- _WORK REQUEST_: Show all lines from the listing below that contain "most".

--------------------

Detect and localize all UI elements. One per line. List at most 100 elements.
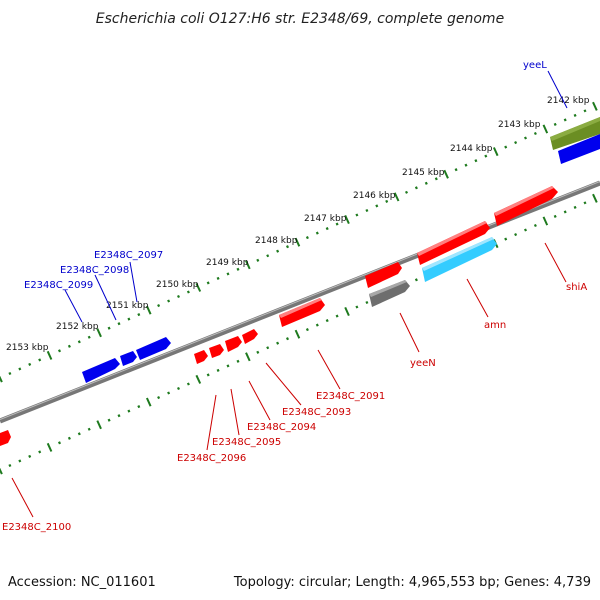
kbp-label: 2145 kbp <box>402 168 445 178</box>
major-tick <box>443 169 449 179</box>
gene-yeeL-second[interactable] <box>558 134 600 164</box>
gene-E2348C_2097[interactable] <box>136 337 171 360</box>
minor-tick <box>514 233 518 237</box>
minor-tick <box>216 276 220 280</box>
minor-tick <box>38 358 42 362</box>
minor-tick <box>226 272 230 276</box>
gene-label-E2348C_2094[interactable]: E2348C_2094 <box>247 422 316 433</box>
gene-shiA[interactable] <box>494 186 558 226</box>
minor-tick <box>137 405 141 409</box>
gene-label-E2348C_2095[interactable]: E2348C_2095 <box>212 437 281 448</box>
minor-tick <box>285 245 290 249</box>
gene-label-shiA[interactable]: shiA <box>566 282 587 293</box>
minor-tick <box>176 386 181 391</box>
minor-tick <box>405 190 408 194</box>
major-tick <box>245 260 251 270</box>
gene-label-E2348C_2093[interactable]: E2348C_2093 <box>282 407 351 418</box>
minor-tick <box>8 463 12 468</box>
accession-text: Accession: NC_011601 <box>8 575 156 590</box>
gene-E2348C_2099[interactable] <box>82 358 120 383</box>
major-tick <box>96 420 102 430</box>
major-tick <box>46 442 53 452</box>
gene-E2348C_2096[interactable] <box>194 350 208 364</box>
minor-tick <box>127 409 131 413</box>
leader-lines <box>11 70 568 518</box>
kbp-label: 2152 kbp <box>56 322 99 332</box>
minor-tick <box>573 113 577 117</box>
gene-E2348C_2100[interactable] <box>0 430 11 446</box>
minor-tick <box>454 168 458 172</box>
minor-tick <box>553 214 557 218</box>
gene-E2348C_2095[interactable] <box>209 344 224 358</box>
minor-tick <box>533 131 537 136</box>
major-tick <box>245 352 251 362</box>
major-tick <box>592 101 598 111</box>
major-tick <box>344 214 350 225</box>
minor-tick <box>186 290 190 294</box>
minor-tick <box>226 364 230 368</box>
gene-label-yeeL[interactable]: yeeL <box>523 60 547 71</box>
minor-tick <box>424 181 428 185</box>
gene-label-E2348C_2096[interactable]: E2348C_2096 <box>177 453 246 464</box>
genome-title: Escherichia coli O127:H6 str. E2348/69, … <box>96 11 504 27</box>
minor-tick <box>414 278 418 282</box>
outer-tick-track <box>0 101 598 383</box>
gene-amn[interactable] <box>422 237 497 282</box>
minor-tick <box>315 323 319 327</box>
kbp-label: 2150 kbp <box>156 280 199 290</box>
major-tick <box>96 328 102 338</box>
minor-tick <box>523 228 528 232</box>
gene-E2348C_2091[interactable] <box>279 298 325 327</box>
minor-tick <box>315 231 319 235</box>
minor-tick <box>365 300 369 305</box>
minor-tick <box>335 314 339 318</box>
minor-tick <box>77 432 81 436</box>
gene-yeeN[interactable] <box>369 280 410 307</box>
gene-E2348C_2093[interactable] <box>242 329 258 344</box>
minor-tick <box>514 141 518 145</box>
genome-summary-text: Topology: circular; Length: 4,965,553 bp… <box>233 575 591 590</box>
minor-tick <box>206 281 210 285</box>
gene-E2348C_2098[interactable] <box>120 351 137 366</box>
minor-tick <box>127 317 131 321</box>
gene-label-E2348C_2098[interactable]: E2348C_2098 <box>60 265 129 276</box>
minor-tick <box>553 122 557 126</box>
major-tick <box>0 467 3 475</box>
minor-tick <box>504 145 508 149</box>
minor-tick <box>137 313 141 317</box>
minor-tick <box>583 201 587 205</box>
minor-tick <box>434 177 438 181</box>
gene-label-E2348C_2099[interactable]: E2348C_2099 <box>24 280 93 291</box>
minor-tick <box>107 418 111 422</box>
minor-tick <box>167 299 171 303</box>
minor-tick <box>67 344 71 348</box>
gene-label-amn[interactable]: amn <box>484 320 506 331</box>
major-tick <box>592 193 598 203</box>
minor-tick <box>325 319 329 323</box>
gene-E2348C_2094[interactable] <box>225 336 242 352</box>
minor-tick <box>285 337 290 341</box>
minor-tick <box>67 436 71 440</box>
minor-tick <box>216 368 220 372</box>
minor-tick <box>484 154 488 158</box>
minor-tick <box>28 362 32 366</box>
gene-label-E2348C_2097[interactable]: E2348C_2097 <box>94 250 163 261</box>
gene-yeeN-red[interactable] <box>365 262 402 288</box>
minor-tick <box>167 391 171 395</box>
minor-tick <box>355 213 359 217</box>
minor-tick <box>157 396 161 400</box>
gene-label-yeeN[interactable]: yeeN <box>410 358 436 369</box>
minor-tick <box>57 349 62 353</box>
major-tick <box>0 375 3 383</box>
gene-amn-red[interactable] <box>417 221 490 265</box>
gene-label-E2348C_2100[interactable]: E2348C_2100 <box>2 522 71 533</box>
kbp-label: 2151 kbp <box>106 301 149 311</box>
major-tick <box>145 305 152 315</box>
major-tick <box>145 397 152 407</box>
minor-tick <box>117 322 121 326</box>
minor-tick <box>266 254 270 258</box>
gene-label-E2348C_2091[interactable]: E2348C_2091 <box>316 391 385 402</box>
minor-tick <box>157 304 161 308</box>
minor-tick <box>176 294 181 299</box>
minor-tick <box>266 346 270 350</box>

--------------------

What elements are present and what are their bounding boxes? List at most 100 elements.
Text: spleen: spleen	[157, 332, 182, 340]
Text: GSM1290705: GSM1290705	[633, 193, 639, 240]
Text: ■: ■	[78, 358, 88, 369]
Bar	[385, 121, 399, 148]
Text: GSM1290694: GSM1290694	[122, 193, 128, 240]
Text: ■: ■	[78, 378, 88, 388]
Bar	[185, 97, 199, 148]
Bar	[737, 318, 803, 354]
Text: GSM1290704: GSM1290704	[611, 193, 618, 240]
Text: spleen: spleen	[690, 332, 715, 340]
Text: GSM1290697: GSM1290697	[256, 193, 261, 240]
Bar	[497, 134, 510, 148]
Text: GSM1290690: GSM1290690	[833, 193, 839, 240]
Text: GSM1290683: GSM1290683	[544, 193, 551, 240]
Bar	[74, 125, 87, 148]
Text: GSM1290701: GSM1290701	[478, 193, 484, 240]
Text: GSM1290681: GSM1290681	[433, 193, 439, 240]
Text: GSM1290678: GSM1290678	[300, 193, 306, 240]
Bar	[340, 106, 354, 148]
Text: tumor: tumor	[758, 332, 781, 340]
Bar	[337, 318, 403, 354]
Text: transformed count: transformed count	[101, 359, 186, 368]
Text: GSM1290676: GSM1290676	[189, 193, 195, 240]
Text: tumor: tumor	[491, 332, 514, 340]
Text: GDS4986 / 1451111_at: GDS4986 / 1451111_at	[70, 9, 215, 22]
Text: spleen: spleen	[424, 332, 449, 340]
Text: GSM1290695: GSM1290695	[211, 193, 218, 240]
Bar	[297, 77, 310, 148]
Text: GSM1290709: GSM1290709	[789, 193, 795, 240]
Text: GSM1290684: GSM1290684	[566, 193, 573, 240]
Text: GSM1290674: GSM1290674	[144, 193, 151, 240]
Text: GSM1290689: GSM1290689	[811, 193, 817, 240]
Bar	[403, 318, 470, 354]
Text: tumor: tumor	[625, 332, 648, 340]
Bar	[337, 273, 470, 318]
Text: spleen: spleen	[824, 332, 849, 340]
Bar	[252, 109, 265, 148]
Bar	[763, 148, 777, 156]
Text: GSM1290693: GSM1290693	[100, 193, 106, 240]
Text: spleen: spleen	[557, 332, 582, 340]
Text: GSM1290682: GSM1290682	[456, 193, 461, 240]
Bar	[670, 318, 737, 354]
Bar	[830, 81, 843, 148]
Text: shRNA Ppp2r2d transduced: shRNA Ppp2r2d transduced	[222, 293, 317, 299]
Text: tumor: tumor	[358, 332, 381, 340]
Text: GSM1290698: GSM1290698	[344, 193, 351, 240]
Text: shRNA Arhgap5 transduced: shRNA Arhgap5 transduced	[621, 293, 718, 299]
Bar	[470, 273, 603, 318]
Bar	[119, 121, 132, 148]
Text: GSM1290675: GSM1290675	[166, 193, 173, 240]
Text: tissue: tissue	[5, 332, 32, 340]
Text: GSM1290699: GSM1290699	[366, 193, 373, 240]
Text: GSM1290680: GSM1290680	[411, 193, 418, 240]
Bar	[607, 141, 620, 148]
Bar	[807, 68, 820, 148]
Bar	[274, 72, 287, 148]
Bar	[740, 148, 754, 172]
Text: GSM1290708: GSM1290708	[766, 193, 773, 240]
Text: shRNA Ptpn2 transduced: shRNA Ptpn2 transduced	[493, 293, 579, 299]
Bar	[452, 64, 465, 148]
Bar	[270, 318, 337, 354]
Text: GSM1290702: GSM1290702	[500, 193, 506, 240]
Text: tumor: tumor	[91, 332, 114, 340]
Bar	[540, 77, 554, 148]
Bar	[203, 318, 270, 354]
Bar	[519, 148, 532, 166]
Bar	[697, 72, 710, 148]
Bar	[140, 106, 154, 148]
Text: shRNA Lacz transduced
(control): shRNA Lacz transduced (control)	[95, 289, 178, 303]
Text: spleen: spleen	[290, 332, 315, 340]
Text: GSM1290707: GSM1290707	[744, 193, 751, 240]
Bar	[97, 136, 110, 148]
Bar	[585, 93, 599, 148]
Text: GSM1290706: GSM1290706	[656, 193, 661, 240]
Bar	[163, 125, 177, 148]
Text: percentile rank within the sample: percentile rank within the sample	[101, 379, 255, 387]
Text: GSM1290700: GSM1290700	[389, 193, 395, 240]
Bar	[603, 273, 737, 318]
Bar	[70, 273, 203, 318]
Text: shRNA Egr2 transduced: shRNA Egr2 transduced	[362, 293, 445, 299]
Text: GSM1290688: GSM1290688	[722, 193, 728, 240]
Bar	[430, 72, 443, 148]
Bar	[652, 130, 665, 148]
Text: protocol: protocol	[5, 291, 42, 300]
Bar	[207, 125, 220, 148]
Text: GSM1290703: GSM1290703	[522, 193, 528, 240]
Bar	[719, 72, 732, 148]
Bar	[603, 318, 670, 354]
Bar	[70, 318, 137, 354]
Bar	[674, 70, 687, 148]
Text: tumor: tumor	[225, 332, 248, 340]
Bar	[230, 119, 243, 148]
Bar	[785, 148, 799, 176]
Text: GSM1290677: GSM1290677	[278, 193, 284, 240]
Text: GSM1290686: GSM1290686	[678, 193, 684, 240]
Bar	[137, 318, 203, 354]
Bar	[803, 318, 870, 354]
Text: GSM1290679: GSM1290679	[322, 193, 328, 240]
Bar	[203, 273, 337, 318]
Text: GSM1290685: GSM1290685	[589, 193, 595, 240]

--------------------

- _TASK SOLUTION_:
Detect and localize all UI elements. One per line. List at most 100 elements.
What elements are present and what are their bounding boxes? List at most 100 elements.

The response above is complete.